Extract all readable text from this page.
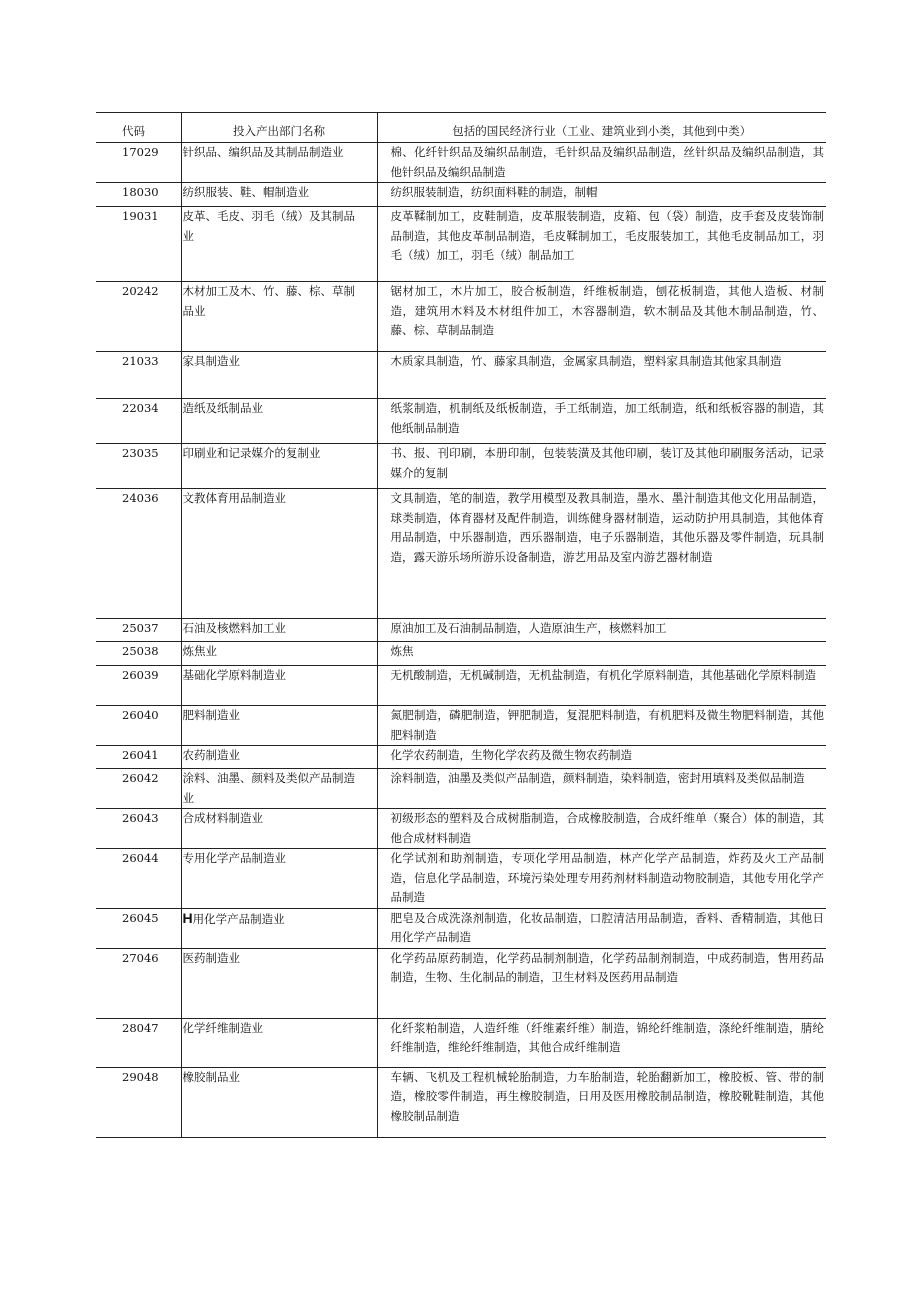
代码	投入产出部门名称	包括的国民经济行业（工业、建筑业到小类，其他到中类）
17029	针织品、编织品及其制品制造业	棉、化纤针织品及编织品制造，毛针织品及编织品制造，丝针织品及编织品制造，其他针织品及编织品制造
18030	纺织服装、鞋、帽制造业	纺织服装制造，纺织面料鞋的制造，制帽
19031	皮革、毛皮、羽毛（绒）及其制品业	皮革鞣制加工，皮鞋制造，皮革服装制造，皮箱、包（袋）制造，皮手套及皮装饰制品制造，其他皮革制品制造，毛皮鞣制加工，毛皮服装加工，其他毛皮制品加工，羽毛（绒）加工，羽毛（绒）制品加工
20242	木材加工及木、竹、藤、棕、草制品业	锯材加工，木片加工，胶合板制造，纤维板制造，刨花板制造，其他人造板、材制造，建筑用木料及木材组件加工，木容器制造，软木制品及其他木制品制造，竹、藤、棕、草制品制造
21033	家具制造业	木质家具制造，竹、藤家具制造，金属家具制造，塑料家具制造其他家具制造
22034	造纸及纸制品业	纸浆制造，机制纸及纸板制造，手工纸制造，加工纸制造，纸和纸板容器的制造，其他纸制品制造
23035	印刷业和记录媒介的复制业	书、报、刊印刷，本册印制，包装装潢及其他印刷，装订及其他印刷服务活动，记录媒介的复制
24036	文教体育用品制造业	文具制造，笔的制造，教学用模型及教具制造，墨水、墨汁制造其他文化用品制造，球类制造，体育器材及配件制造，训练健身器材制造，运动防护用具制造，其他体育用品制造，中乐器制造，西乐器制造，电子乐器制造，其他乐器及零件制造，玩具制造，露天游乐场所游乐设备制造，游艺用品及室内游艺器材制造
25037	石油及核燃料加工业	原油加工及石油制品制造，人造原油生产，核燃料加工
25038	炼焦业	炼焦
26039	基础化学原料制造业	无机酸制造，无机碱制造，无机盐制造，有机化学原料制造，其他基础化学原料制造
26040	肥料制造业	氮肥制造，磷肥制造，钾肥制造，复混肥料制造，有机肥料及微生物肥料制造，其他肥料制造
26041	农药制造业	化学农药制造，生物化学农药及微生物农药制造
26042	涂料、油墨、颜料及类似产品制造业	涂料制造，油墨及类似产品制造，颜料制造，染料制造，密封用填料及类似品制造
26043	合成材料制造业	初级形态的塑料及合成树脂制造，合成橡胶制造，合成纤维单（聚合）体的制造，其他合成材料制造
26044	专用化学产品制造业	化学试剂和助剂制造，专项化学用品制造，林产化学产品制造，炸药及火工产品制造，信息化学品制造，环境污染处理专用药剂材料制造动物胶制造，其他专用化学产品制造
26045	H用化学产品制造业	肥皂及合成洗涤剂制造，化妆品制造，口腔清洁用品制造，香料、香精制造，其他日用化学产品制造
27046	医药制造业	化学药品原药制造，化学药品制剂制造，化学药品制剂制造，中成药制造，售用药品制造，生物、生化制品的制造，卫生材料及医药用品制造
28047	化学纤维制造业	化纤浆粕制造，人造纤维（纤维素纤维）制造，锦纶纤维制造，涤纶纤维制造，腈纶纤维制造，维纶纤维制造，其他合成纤维制造
29048	橡胶制品业	车辆、飞机及工程机械轮胎制造，力车胎制造，轮胎翻新加工，橡胶板、管、带的制造，橡胶零件制造，再生橡胶制造，日用及医用橡胶制品制造，橡胶靴鞋制造，其他橡胶制品制造
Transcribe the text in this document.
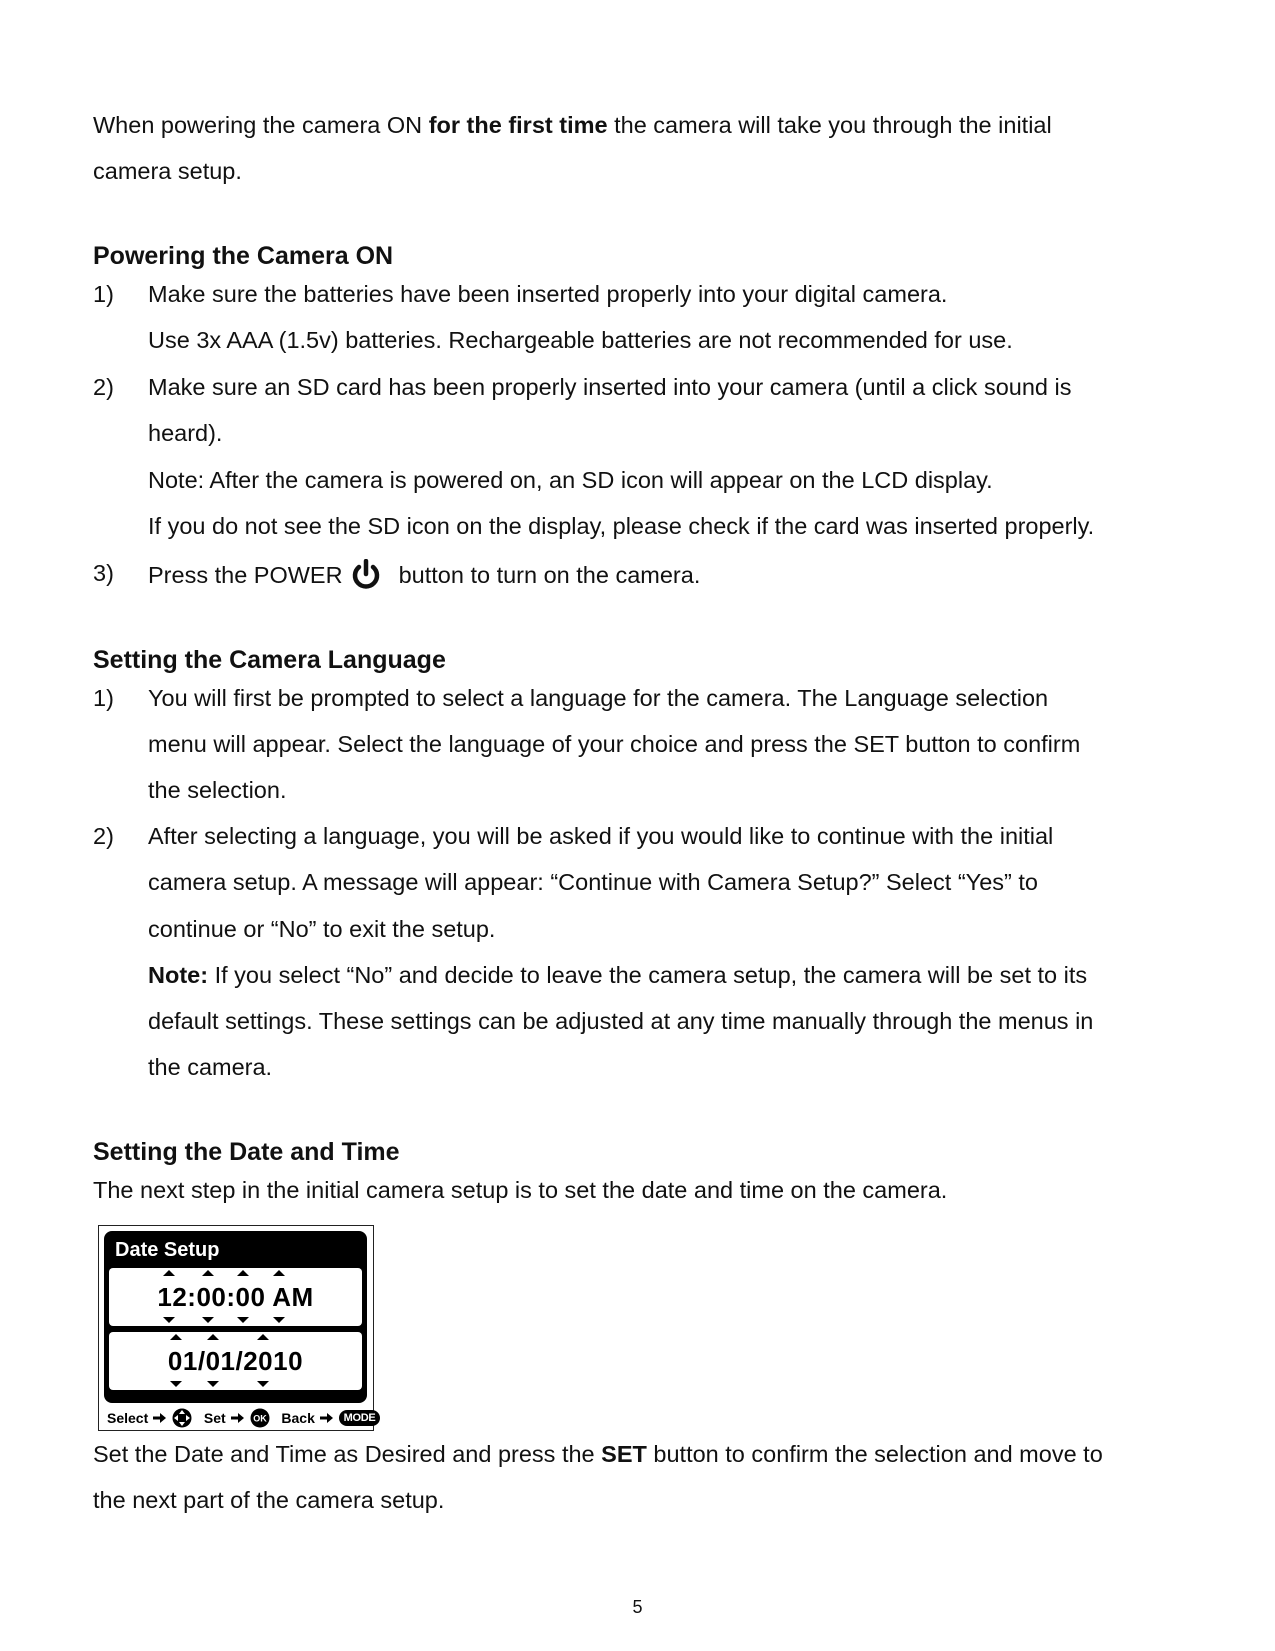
When powering the camera ON for the first time the camera will take you through the initial
camera setup.
Powering the Camera ON
1) Make sure the batteries have been inserted properly into your digital camera.
Use 3x AAA (1.5v) batteries. Rechargeable batteries are not recommended for use.
2) Make sure an SD card has been properly inserted into your camera (until a click sound is
heard).
Note: After the camera is powered on, an SD icon will appear on the LCD display.
If you do not see the SD icon on the display, please check if the card was inserted properly.
3) Press the POWER button to turn on the camera.
Setting the Camera Language
1) You will first be prompted to select a language for the camera. The Language selection
menu will appear. Select the language of your choice and press the SET button to confirm
the selection.
2) After selecting a language, you will be asked if you would like to continue with the initial
camera setup. A message will appear: “Continue with Camera Setup?” Select “Yes” to
continue or “No” to exit the setup.
Note: If you select “No” and decide to leave the camera setup, the camera will be set to its
default settings. These settings can be adjusted at any time manually through the menus in
the camera.
Setting the Date and Time
The next step in the initial camera setup is to set the date and time on the camera.
Date Setup
12:00:00 AM
01/01/2010
Select	Set	OK Back	MODE
Set the Date and Time as Desired and press the SET button to confirm the selection and move to
the next part of the camera setup.
5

==============================

Task brief
Write out the material above once more, exactly as it reads, with no pictures.

The output
Extract all readable text from this page.
代码	投入产出部门名称	包括的国民经济行业（工业、建筑业到小类，其他到中类）
17029	针织品、编织品及其制品制造业	棉、化纤针织品及编织品制造，毛针织品及编织品制造，丝针织品及编织品制造，其他针织品及编织品制造
18030	纺织服装、鞋、帽制造业	纺织服装制造，纺织面料鞋的制造，制帽
19031	皮革、毛皮、羽毛（绒）及其制品业	皮革鞣制加工，皮鞋制造，皮革服装制造，皮箱、包（袋）制造，皮手套及皮装饰制品制造，其他皮革制品制造，毛皮鞣制加工，毛皮服装加工，其他毛皮制品加工，羽毛（绒）加工，羽毛（绒）制品加工
20242	木材加工及木、竹、藤、棕、草制品业	锯材加工，木片加工，胶合板制造，纤维板制造，刨花板制造，其他人造板、材制造，建筑用木料及木材组件加工，木容器制造，软木制品及其他木制品制造，竹、藤、棕、草制品制造
21033	家具制造业	木质家具制造，竹、藤家具制造，金属家具制造，塑料家具制造其他家具制造
22034	造纸及纸制品业	纸浆制造，机制纸及纸板制造，手工纸制造，加工纸制造，纸和纸板容器的制造，其他纸制品制造
23035	印刷业和记录媒介的复制业	书、报、刊印刷，本册印制，包装装潢及其他印刷，装订及其他印刷服务活动，记录媒介的复制
24036	文教体育用品制造业	文具制造，笔的制造，教学用模型及教具制造，墨水、墨汁制造其他文化用品制造，球类制造，体育器材及配件制造，训练健身器材制造，运动防护用具制造，其他体育用品制造，中乐器制造，西乐器制造，电子乐器制造，其他乐器及零件制造，玩具制造，露天游乐场所游乐设备制造，游艺用品及室内游艺器材制造
25037	石油及核燃料加工业	原油加工及石油制品制造，人造原油生产，核燃料加工
25038	炼焦业	炼焦
26039	基础化学原料制造业	无机酸制造，无机碱制造，无机盐制造，有机化学原料制造，其他基础化学原料制造
26040	肥料制造业	氮肥制造，磷肥制造，钾肥制造，复混肥料制造，有机肥料及微生物肥料制造，其他肥料制造
26041	农药制造业	化学农药制造，生物化学农药及微生物农药制造
26042	涂料、油墨、颜料及类似产品制造业	涂料制造，油墨及类似产品制造，颜料制造，染料制造，密封用填料及类似品制造
26043	合成材料制造业	初级形态的塑料及合成树脂制造，合成橡胶制造，合成纤维单（聚合）体的制造，其他合成材料制造
26044	专用化学产品制造业	化学试剂和助剂制造，专项化学用品制造，林产化学产品制造，炸药及火工产品制造，信息化学品制造，环境污染处理专用药剂材料制造动物胶制造，其他专用化学产品制造
26045	H用化学产品制造业	肥皂及合成洗涤剂制造，化妆品制造，口腔清洁用品制造，香料、香精制造，其他日用化学产品制造
27046	医药制造业	化学药品原药制造，化学药品制剂制造，化学药品制剂制造，中成药制造，售用药品制造，生物、生化制品的制造，卫生材料及医药用品制造
28047	化学纤维制造业	化纤浆粕制造，人造纤维（纤维素纤维）制造，锦纶纤维制造，涤纶纤维制造，腈纶纤维制造，维纶纤维制造，其他合成纤维制造
29048	橡胶制品业	车辆、飞机及工程机械轮胎制造，力车胎制造，轮胎翻新加工，橡胶板、管、带的制造，橡胶零件制造，再生橡胶制造，日用及医用橡胶制品制造，橡胶靴鞋制造，其他橡胶制品制造
Transcribe the text in this document.
When powering the camera ON for the first time the camera will take you through the initial
camera setup.
Powering the Camera ON
1) Make sure the batteries have been inserted properly into your digital camera.
Use 3x AAA (1.5v) batteries. Rechargeable batteries are not recommended for use.
2) Make sure an SD card has been properly inserted into your camera (until a click sound is
heard).
Note: After the camera is powered on, an SD icon will appear on the LCD display.
If you do not see the SD icon on the display, please check if the card was inserted properly.
3) Press the POWER button to turn on the camera.
Setting the Camera Language
1) You will first be prompted to select a language for the camera. The Language selection
menu will appear. Select the language of your choice and press the SET button to confirm
the selection.
2) After selecting a language, you will be asked if you would like to continue with the initial
camera setup. A message will appear: “Continue with Camera Setup?” Select “Yes” to
continue or “No” to exit the setup.
Note: If you select “No” and decide to leave the camera setup, the camera will be set to its
default settings. These settings can be adjusted at any time manually through the menus in
the camera.
Setting the Date and Time
The next step in the initial camera setup is to set the date and time on the camera.
Date Setup
12:00:00 AM
01/01/2010
Select	Set	OK Back	MODE
Set the Date and Time as Desired and press the SET button to confirm the selection and move to
the next part of the camera setup.
5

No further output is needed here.